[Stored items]
####################
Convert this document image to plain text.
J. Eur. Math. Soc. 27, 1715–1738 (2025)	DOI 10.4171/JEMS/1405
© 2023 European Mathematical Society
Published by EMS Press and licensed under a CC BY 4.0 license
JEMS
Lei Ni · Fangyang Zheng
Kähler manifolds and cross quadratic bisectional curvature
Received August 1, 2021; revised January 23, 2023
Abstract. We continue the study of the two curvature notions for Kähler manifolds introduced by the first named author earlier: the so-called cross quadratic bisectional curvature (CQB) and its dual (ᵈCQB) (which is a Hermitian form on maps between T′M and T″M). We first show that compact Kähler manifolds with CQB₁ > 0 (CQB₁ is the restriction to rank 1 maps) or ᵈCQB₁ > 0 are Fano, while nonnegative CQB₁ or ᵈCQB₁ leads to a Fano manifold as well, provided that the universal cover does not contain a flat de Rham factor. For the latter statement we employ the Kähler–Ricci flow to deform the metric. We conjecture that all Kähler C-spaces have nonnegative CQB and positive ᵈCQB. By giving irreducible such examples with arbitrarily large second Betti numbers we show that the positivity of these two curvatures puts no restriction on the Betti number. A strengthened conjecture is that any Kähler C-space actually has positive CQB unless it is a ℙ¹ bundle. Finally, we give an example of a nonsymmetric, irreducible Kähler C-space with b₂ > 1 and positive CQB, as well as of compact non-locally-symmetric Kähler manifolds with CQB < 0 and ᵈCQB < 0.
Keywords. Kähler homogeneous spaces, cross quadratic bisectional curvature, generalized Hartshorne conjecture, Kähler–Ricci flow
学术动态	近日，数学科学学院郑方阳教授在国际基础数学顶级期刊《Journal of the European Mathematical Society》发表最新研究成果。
####################
▶ Directions
Give all of the entries again, word for word.

▶ Task response
Convert this document image to plain text.
J. Eur. Math. Soc. 27, 1715–1738 (2025)	DOI 10.4171/JEMS/1405
© 2023 European Mathematical Society
Published by EMS Press and licensed under a CC BY 4.0 license
JEMS
Lei Ni · Fangyang Zheng
Kähler manifolds and cross quadratic bisectional curvature
Received August 1, 2021; revised January 23, 2023
Abstract. We continue the study of the two curvature notions for Kähler manifolds introduced by the first named author earlier: the so-called cross quadratic bisectional curvature (CQB) and its dual (ᵈCQB) (which is a Hermitian form on maps between T′M and T″M). We first show that compact Kähler manifolds with CQB₁ > 0 (CQB₁ is the restriction to rank 1 maps) or ᵈCQB₁ > 0 are Fano, while nonnegative CQB₁ or ᵈCQB₁ leads to a Fano manifold as well, provided that the universal cover does not contain a flat de Rham factor. For the latter statement we employ the Kähler–Ricci flow to deform the metric. We conjecture that all Kähler C-spaces have nonnegative CQB and positive ᵈCQB. By giving irreducible such examples with arbitrarily large second Betti numbers we show that the positivity of these two curvatures puts no restriction on the Betti number. A strengthened conjecture is that any Kähler C-space actually has positive CQB unless it is a ℙ¹ bundle. Finally, we give an example of a nonsymmetric, irreducible Kähler C-space with b₂ > 1 and positive CQB, as well as of compact non-locally-symmetric Kähler manifolds with CQB < 0 and ᵈCQB < 0.
Keywords. Kähler homogeneous spaces, cross quadratic bisectional curvature, generalized Hartshorne conjecture, Kähler–Ricci flow
学术动态	近日，数学科学学院郑方阳教授在国际基础数学顶级期刊《Journal of the European Mathematical Society》发表最新研究成果。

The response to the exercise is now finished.